Opdracht =>
Wil je uit het proces-verbaal het deel letterlijk overschrijven dat begint met de woorden waarin "De verdachte, opgeroepen" staat en eindigt met "29 januari 2019."?

RECHTBANK AMSTERDAM
Parketnummer: 13/997061-17
PROCES-VERBAAL
TERECHTZITTING
Proces-verbaal van de in het openbaar gehouden terechtzitting van bovengenoemde rechtbank, meervoudige strafkamer, op 14 februari 2019.
Tegenwoordig:
mr. W.M.C. van den Berg, voorzitter,
mrs. C.C.M. Oude Hengel en E. van den Brink, rechters
en mr. R. Stockmann, griffier.
Het Openbaar Ministerie wordt vertegenwoordigd door mr. J. Plooij, officier van justitie.
De voorzitter doet de zaak tegen na te noemen verdachte uitroepen.
De verdachte, opgeroepen als:
[verdachte],
geboren te [geboorteplaats] op [geboortedag] 1980,
ingeschreven in de Basisregistratie Personen op het adres [adres] , [woonplaats] ,
gedetineerd in de Penitentiaire Inrichting “ [naam PI] te [plaats] ,
De raadslieden van verdachte, mr. I.N. Weski en mr. S. Splinter zijn niet ter terechtzitting verschenen.
De nabestaanden [naam nabestaande 1] en [naam nabestaande 2] zijn eveneens niet ter terechtzitting verschenen, evenmin als hun raadsman mr. R.A. Korver.
De rechtbank hervat het onderzoek in de stand waarin het zich bevond op het tijdstip van de schorsing ter terechtzitting van 29 januari 2019.
De voorzitter deelt de beslissingen van de rechtbank op de onderzoekswensen van de verdediging en de verzoeken van de nabestaanden, zoals aangevoerd op de regiezitting van 29 januari 2019, mee. Deze houden samengevat het volgende in:
- Data Ennetcom
o Over de stukken onder a, c en g hoeft de rechtbank geen beslissing meer te nemen, omdat deze stukken inmiddels aan het procesdossier zijn toegevoegd.
o De rechtbank gaat er vanuit dat alle stukken zoals bedoeld onder f zich in het procesdossier bevinden.
o De stukken onder b, d en e acht de rechtbank redelijkerwijs niet van belang voor de verdediging om de rechtmatigheid van de verkrijging en het gebruik van de gegevens van de Ennetcomserver en de betrouwbaarheid van deze gegevens te betwisten. Het verzoek tot verstrekking van deze stukken wordt daarom afgewezen.

Fragment uit bron =>
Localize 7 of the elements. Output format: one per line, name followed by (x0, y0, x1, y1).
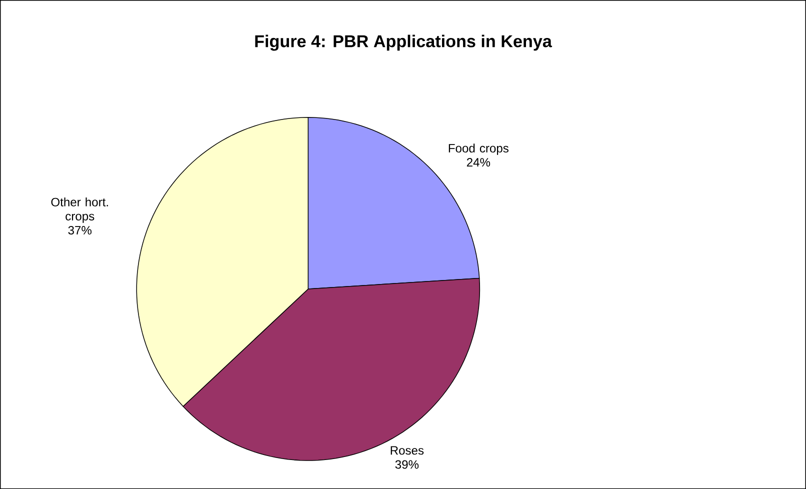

Uitgewerkte oplossing =>
De verdachte, opgeroepen als:
[verdachte],
geboren te [geboorteplaats] op [geboortedag] 1980,
ingeschreven in de Basisregistratie Personen op het adres [adres] , [woonplaats] ,
gedetineerd in de Penitentiaire Inrichting “ [naam PI] te [plaats] ,
De raadslieden van verdachte, mr. I.N. Weski en mr. S. Splinter zijn niet ter terechtzitting verschenen.
De nabestaanden [naam nabestaande 1] en [naam nabestaande 2] zijn eveneens niet ter terechtzitting verschenen, evenmin als hun raadsman mr. R.A. Korver.
De rechtbank hervat het onderzoek in de stand waarin het zich bevond op het tijdstip van de schorsing ter terechtzitting van 29 januari 2019.